> Raw records
▼▼▼

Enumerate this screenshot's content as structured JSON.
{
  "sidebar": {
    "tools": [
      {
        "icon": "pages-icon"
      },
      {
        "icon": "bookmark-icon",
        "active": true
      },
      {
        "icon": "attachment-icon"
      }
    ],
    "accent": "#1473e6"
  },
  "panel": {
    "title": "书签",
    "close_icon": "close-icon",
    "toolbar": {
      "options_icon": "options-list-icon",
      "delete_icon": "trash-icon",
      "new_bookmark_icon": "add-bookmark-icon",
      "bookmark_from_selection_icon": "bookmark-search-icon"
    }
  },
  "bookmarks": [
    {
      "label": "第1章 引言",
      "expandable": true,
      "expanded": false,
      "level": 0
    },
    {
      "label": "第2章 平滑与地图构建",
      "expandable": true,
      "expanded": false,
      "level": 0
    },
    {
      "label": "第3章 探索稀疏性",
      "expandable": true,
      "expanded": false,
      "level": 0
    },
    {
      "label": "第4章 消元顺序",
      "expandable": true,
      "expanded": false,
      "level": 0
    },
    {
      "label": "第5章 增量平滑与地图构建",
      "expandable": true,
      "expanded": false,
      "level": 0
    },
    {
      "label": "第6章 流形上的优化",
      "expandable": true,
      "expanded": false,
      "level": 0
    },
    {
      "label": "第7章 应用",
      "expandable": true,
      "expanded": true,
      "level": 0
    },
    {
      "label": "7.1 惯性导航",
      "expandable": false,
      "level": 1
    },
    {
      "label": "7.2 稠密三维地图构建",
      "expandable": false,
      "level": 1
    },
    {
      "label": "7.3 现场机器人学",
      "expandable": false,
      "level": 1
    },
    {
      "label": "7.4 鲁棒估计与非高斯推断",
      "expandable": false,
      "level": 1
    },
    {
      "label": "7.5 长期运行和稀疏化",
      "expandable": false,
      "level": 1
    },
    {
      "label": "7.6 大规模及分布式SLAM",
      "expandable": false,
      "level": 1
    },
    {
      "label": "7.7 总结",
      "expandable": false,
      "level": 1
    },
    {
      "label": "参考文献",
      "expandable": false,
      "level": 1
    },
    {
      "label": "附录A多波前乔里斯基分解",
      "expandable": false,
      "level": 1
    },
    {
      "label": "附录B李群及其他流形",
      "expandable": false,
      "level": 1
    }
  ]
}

▲▲▲

> PROMPT
Locate the word "icon" in the data above. Copy every line carrying it.

> RESPONSE
        "icon": "pages-icon"
        "icon": "bookmark-icon",
        "icon": "attachment-icon"
    "close_icon": "close-icon",
      "options_icon": "options-list-icon",
      "delete_icon": "trash-icon",
      "new_bookmark_icon": "add-bookmark-icon",
      "bookmark_from_selection_icon": "bookmark-search-icon"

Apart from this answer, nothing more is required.